(Extracts from a graphics dataset)
■ ■ ■ ■ ■
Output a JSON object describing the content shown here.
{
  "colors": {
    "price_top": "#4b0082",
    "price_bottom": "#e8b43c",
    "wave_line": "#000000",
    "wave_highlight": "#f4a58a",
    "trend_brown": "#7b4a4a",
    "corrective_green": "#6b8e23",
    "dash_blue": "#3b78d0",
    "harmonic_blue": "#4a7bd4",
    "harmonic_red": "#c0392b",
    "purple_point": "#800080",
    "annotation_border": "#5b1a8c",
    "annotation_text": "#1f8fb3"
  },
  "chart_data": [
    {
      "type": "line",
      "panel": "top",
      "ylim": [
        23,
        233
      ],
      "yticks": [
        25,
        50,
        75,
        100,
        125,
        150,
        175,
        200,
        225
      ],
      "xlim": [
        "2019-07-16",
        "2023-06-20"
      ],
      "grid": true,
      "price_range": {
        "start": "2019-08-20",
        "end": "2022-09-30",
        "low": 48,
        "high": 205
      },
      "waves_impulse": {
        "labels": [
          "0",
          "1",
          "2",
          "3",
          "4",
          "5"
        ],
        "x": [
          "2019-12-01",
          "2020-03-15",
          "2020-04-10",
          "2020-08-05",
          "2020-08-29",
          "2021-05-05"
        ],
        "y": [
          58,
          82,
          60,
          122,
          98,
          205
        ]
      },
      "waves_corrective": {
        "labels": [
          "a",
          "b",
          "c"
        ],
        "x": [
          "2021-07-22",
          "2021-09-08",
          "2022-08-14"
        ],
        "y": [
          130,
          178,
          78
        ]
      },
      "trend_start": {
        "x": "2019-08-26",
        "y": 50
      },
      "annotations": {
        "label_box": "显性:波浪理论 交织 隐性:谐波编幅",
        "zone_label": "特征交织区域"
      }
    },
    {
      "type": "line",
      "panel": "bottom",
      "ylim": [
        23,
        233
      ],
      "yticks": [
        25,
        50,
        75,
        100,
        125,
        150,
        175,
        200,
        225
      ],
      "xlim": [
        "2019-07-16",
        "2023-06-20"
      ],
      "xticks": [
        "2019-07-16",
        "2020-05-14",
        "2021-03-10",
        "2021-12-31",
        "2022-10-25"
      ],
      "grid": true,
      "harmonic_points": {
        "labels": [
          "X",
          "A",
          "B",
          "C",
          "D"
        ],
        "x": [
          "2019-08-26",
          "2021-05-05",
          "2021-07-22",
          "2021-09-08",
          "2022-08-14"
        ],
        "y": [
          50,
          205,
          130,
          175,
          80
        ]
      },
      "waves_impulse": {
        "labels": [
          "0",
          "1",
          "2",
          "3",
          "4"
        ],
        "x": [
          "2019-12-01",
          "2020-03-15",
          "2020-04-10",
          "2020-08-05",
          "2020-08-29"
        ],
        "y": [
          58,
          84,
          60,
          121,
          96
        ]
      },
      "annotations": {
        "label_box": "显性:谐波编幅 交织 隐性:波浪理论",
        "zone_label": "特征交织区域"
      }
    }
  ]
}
■ ■ ■ ■ ■
__Goal__.
Extract the full listing and reproduce each line exactly.

__Task output__.
Output a JSON object describing the content shown here.
{
  "colors": {
    "price_top": "#4b0082",
    "price_bottom": "#e8b43c",
    "wave_line": "#000000",
    "wave_highlight": "#f4a58a",
    "trend_brown": "#7b4a4a",
    "corrective_green": "#6b8e23",
    "dash_blue": "#3b78d0",
    "harmonic_blue": "#4a7bd4",
    "harmonic_red": "#c0392b",
    "purple_point": "#800080",
    "annotation_border": "#5b1a8c",
    "annotation_text": "#1f8fb3"
  },
  "chart_data": [
    {
      "type": "line",
      "panel": "top",
      "ylim": [
        23,
        233
      ],
      "yticks": [
        25,
        50,
        75,
        100,
        125,
        150,
        175,
        200,
        225
      ],
      "xlim": [
        "2019-07-16",
        "2023-06-20"
      ],
      "grid": true,
      "price_range": {
        "start": "2019-08-20",
        "end": "2022-09-30",
        "low": 48,
        "high": 205
      },
      "waves_impulse": {
        "labels": [
          "0",
          "1",
          "2",
          "3",
          "4",
          "5"
        ],
        "x": [
          "2019-12-01",
          "2020-03-15",
          "2020-04-10",
          "2020-08-05",
          "2020-08-29",
          "2021-05-05"
        ],
        "y": [
          58,
          82,
          60,
          122,
          98,
          205
        ]
      },
      "waves_corrective": {
        "labels": [
          "a",
          "b",
          "c"
        ],
        "x": [
          "2021-07-22",
          "2021-09-08",
          "2022-08-14"
        ],
        "y": [
          130,
          178,
          78
        ]
      },
      "trend_start": {
        "x": "2019-08-26",
        "y": 50
      },
      "annotations": {
        "label_box": "显性:波浪理论 交织 隐性:谐波编幅",
        "zone_label": "特征交织区域"
      }
    },
    {
      "type": "line",
      "panel": "bottom",
      "ylim": [
        23,
        233
      ],
      "yticks": [
        25,
        50,
        75,
        100,
        125,
        150,
        175,
        200,
        225
      ],
      "xlim": [
        "2019-07-16",
        "2023-06-20"
      ],
      "xticks": [
        "2019-07-16",
        "2020-05-14",
        "2021-03-10",
        "2021-12-31",
        "2022-10-25"
      ],
      "grid": true,
      "harmonic_points": {
        "labels": [
          "X",
          "A",
          "B",
          "C",
          "D"
        ],
        "x": [
          "2019-08-26",
          "2021-05-05",
          "2021-07-22",
          "2021-09-08",
          "2022-08-14"
        ],
        "y": [
          50,
          205,
          130,
          175,
          80
        ]
      },
      "waves_impulse": {
        "labels": [
          "0",
          "1",
          "2",
          "3",
          "4"
        ],
        "x": [
          "2019-12-01",
          "2020-03-15",
          "2020-04-10",
          "2020-08-05",
          "2020-08-29"
        ],
        "y": [
          58,
          84,
          60,
          121,
          96
        ]
      },
      "annotations": {
        "label_box": "显性:谐波编幅 交织 隐性:波浪理论",
        "zone_label": "特征交织区域"
      }
    }
  ]
}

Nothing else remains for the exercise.